- Dataset extract
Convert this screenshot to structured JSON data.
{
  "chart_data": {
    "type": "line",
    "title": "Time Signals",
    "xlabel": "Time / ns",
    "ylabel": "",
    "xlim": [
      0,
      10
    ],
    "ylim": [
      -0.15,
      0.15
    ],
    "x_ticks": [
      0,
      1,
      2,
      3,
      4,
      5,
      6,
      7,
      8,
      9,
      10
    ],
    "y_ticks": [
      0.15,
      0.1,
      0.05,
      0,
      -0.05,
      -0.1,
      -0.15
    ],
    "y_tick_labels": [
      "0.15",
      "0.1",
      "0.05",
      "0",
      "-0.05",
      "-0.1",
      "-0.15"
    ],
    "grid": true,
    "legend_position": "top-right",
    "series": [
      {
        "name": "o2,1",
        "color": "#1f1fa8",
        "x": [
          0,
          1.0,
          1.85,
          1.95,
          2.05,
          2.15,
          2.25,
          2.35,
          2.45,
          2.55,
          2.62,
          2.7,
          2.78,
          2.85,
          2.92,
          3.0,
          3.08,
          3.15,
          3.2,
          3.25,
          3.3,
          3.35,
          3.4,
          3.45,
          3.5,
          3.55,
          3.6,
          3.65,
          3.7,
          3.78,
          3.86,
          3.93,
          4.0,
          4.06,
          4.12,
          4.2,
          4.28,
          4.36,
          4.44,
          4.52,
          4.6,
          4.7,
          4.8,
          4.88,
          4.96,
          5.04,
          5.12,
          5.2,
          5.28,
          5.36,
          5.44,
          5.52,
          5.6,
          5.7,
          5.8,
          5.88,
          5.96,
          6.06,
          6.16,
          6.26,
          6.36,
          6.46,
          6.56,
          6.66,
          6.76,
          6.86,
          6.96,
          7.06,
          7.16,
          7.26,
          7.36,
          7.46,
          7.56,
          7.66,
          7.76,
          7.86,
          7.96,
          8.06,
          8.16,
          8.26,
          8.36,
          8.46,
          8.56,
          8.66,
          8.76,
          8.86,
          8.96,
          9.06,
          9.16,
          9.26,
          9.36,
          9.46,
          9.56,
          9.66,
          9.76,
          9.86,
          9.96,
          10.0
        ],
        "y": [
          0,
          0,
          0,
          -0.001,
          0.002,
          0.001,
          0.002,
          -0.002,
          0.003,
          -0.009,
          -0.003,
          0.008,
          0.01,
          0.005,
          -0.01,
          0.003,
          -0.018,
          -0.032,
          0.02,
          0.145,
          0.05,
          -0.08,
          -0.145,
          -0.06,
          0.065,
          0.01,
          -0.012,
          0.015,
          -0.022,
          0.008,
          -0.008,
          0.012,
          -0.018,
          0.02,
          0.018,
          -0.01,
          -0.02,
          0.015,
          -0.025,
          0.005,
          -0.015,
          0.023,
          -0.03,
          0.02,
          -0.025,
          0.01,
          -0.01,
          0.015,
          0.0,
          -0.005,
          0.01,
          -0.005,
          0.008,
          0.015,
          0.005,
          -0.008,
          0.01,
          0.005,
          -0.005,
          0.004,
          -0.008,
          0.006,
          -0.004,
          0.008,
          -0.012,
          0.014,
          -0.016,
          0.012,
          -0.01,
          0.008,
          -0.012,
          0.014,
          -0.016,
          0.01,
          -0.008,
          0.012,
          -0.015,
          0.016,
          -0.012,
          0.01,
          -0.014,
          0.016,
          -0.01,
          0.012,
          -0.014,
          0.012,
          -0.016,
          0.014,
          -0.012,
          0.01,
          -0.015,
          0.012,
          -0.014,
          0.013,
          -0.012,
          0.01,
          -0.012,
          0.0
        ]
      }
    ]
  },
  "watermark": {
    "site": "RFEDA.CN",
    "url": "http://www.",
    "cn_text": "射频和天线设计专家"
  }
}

* * *

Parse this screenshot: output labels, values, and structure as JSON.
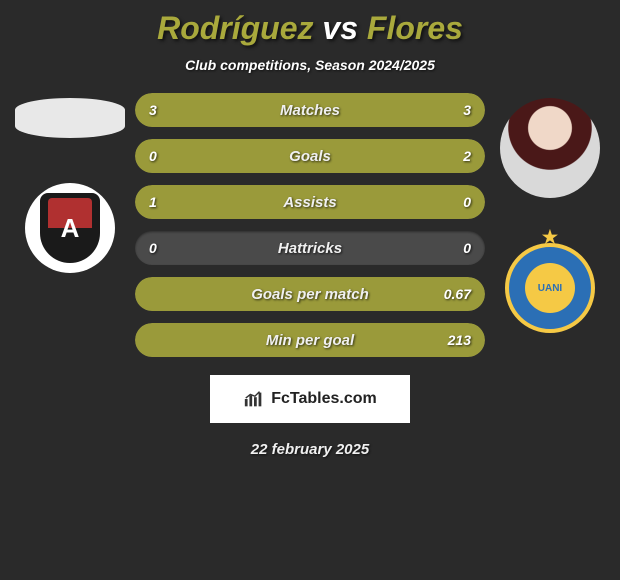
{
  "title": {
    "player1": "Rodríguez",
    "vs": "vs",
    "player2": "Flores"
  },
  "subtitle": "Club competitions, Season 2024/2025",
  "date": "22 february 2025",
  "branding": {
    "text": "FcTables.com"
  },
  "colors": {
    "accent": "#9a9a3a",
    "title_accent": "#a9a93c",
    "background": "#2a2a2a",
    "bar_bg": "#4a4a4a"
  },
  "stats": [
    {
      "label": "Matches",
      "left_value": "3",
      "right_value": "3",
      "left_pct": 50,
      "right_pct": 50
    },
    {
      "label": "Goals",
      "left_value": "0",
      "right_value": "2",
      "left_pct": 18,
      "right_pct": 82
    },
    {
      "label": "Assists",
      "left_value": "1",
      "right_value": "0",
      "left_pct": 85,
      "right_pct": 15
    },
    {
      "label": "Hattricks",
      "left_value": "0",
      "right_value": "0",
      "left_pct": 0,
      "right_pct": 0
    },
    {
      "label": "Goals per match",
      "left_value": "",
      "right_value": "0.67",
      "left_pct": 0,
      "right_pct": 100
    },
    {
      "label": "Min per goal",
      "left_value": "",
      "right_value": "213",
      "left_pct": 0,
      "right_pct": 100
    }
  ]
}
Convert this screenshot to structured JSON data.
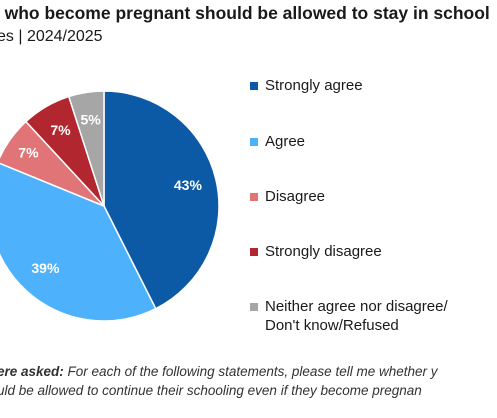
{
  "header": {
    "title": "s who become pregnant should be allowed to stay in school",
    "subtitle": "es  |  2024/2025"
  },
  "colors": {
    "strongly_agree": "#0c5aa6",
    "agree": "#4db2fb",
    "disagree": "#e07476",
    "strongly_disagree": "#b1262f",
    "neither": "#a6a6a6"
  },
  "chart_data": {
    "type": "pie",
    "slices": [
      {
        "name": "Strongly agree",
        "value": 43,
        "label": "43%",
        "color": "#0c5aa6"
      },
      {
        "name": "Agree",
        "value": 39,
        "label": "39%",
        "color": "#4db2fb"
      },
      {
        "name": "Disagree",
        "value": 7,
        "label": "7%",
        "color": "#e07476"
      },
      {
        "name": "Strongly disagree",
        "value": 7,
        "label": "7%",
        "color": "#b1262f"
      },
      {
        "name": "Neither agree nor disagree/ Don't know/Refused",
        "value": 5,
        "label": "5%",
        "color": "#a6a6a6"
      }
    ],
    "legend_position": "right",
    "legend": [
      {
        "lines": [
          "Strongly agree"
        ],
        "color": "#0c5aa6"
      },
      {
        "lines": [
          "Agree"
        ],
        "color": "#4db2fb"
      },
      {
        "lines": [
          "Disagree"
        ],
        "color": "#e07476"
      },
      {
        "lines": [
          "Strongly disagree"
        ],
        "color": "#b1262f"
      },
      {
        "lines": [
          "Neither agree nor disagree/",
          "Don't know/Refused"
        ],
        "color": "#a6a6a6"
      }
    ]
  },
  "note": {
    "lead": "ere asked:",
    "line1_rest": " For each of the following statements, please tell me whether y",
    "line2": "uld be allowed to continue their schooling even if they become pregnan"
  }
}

- Work to do
Write out each line of the data that holds the string "become".

- Written response
    "title": "s who become pregnant should be allowed to stay in school",
    "line2": "uld be allowed to continue their schooling even if they become pregnan"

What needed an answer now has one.